**EXTRACTED ENTRIES:**
----------------------------------------

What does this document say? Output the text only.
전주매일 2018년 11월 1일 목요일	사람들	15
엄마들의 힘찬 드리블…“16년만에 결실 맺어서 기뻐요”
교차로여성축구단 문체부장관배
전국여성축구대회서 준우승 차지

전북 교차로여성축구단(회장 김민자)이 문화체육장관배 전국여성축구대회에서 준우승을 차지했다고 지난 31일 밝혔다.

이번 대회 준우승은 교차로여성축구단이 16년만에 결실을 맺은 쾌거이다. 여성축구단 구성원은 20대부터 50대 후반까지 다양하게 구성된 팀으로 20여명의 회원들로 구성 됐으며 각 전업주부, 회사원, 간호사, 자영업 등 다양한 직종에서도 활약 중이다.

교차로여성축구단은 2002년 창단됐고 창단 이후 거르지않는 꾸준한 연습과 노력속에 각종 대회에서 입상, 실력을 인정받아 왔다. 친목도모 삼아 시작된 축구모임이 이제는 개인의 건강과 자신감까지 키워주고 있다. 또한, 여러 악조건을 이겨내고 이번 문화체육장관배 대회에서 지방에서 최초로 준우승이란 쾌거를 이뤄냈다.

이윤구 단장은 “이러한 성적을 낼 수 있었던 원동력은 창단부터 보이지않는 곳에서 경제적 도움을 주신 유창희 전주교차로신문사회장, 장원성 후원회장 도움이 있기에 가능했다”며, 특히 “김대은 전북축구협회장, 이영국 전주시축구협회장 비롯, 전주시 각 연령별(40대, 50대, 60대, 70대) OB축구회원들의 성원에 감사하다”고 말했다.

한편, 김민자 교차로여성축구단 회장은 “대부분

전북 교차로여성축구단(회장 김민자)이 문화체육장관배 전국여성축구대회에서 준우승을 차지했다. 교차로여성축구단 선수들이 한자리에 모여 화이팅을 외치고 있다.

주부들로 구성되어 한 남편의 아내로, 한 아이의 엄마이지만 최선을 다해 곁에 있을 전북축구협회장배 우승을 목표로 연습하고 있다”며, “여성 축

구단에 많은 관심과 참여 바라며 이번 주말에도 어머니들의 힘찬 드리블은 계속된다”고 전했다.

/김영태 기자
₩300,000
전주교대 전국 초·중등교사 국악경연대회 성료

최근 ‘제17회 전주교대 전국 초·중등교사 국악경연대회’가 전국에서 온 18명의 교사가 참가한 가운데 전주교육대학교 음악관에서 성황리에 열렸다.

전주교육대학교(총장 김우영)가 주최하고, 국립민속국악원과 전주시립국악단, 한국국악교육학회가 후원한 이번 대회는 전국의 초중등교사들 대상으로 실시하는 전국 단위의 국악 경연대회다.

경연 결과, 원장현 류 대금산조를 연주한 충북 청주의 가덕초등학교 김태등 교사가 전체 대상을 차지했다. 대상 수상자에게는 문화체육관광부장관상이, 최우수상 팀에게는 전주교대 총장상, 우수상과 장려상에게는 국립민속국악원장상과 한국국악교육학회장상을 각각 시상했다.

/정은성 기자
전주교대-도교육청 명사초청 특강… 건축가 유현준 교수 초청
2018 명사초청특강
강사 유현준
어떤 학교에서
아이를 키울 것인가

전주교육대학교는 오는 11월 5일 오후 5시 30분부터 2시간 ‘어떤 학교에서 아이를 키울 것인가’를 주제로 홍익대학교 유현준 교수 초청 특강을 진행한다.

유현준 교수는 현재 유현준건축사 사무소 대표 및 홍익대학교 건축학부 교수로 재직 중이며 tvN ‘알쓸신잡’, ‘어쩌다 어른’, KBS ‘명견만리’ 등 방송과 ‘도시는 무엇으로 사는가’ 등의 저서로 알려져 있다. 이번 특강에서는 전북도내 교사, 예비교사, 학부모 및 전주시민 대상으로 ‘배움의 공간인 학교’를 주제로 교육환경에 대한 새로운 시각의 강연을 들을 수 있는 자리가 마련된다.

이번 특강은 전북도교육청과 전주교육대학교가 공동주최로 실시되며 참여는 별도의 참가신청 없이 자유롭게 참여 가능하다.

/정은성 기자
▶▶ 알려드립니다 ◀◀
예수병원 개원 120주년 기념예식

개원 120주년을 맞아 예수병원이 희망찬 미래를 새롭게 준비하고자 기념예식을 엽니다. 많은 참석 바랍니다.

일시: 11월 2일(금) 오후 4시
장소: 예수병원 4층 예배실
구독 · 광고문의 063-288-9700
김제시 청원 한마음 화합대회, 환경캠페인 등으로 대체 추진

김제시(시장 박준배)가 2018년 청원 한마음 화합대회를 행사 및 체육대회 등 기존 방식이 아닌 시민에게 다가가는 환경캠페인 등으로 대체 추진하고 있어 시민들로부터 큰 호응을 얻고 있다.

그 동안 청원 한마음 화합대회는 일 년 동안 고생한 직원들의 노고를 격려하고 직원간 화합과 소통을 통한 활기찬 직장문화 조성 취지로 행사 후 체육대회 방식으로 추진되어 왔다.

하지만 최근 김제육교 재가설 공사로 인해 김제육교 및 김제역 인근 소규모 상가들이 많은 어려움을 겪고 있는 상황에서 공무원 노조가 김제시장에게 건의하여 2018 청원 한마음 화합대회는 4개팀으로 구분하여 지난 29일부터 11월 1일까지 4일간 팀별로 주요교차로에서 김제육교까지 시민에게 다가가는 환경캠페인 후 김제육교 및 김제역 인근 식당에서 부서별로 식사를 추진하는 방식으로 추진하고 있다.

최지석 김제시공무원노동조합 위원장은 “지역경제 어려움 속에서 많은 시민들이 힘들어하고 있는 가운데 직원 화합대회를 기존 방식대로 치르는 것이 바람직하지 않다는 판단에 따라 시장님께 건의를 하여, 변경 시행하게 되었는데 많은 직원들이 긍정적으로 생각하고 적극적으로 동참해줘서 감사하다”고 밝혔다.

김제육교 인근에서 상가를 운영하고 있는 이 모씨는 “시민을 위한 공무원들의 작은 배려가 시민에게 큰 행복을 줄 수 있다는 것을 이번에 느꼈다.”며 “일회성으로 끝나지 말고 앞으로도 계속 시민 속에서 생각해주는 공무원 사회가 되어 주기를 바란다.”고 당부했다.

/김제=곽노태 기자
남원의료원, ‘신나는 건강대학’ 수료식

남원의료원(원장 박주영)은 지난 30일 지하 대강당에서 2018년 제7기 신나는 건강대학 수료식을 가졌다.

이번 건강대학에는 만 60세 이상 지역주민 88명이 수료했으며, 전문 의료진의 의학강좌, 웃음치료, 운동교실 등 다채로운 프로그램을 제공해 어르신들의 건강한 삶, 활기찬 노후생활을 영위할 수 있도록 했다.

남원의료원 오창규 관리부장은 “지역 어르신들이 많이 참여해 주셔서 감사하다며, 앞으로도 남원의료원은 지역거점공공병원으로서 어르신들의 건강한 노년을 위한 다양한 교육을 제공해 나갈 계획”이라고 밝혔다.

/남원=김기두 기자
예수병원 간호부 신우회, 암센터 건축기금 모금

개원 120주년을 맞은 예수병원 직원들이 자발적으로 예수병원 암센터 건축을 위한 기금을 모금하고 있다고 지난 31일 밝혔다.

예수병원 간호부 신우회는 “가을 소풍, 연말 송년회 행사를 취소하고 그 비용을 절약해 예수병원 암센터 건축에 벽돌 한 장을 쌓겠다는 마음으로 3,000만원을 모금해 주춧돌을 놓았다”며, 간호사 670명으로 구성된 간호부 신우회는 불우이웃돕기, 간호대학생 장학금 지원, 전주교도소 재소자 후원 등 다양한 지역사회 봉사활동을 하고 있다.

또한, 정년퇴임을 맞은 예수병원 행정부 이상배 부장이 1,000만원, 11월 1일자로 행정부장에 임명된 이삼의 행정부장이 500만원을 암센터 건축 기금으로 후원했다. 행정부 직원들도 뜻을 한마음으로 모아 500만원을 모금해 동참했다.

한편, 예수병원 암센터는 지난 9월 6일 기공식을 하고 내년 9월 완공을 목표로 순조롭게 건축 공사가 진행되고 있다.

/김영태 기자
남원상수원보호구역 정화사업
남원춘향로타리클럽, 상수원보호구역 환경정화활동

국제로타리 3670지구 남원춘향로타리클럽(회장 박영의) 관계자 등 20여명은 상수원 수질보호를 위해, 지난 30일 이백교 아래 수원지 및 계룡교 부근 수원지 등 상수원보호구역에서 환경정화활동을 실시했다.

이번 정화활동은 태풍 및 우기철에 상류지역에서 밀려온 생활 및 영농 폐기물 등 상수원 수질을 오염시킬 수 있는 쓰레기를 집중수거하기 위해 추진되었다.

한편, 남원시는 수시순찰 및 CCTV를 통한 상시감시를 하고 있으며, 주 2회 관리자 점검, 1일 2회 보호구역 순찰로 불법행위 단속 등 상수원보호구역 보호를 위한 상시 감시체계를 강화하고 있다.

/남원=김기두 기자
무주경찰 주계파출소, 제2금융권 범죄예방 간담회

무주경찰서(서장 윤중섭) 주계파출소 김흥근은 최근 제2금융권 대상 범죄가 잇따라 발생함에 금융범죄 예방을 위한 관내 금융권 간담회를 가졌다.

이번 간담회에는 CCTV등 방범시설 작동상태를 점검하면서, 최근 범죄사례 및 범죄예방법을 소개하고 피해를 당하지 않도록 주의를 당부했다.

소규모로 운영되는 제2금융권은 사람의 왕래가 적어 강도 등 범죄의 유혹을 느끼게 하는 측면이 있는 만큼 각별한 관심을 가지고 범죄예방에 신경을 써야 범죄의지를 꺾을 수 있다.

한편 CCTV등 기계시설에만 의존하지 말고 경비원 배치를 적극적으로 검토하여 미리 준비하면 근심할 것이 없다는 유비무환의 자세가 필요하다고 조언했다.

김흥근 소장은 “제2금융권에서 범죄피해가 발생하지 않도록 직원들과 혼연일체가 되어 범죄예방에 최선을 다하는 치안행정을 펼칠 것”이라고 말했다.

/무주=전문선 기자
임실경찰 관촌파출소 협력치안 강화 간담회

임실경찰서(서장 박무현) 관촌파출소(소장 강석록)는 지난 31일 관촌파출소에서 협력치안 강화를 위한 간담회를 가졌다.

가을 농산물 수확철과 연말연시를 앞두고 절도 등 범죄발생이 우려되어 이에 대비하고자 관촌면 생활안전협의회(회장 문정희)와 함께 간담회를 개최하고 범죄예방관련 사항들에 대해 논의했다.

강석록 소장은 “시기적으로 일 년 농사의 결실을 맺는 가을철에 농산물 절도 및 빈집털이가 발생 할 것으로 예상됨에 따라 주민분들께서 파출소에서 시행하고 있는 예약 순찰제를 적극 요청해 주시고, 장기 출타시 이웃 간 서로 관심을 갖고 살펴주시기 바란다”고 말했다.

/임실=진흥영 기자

----------------------------------------

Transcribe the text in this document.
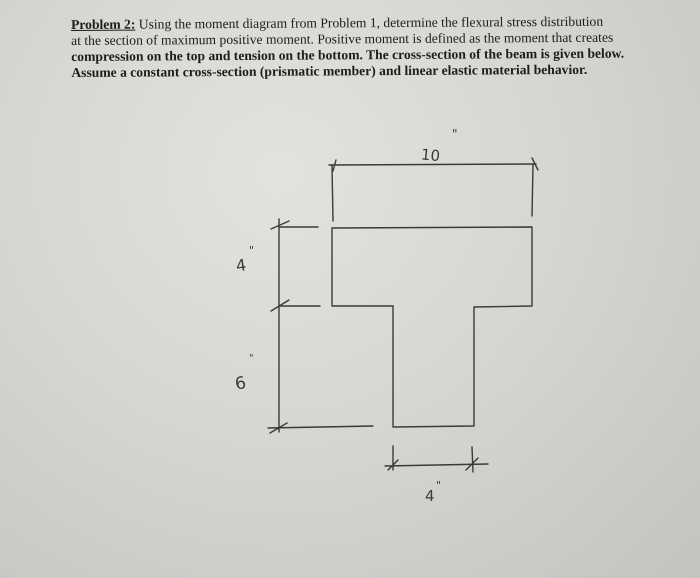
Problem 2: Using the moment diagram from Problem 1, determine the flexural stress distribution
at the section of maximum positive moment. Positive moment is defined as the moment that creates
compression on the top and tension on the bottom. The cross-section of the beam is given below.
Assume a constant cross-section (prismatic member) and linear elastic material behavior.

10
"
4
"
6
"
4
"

----------------------------------------

**WORK INSTRUCTIONS:**
Each line above that includes "홍익대학교" should be shown.

**ANSWER TO THIS PROBLEM:**
전주교육대학교는 오는 11월 5일 오후 5시 30분부터 2시간 ‘어떤 학교에서 아이를 키울 것인가’를 주제로 홍익대학교 유현준 교수 초청 특강을 진행한다.
유현준 교수는 현재 유현준건축사 사무소 대표 및 홍익대학교 건축학부 교수로 재직 중이며 tvN ‘알쓸신잡’, ‘어쩌다 어른’, KBS ‘명견만리’ 등 방송과 ‘도시는 무엇으로 사는가’ 등의 저서로 알려져 있다. 이번 특강에서는 전북도내 교사, 예비교사, 학부모 및 전주시민 대상으로 ‘배움의 공간인 학교’를 주제로 교육환경에 대한 새로운 시각의 강연을 들을 수 있는 자리가 마련된다.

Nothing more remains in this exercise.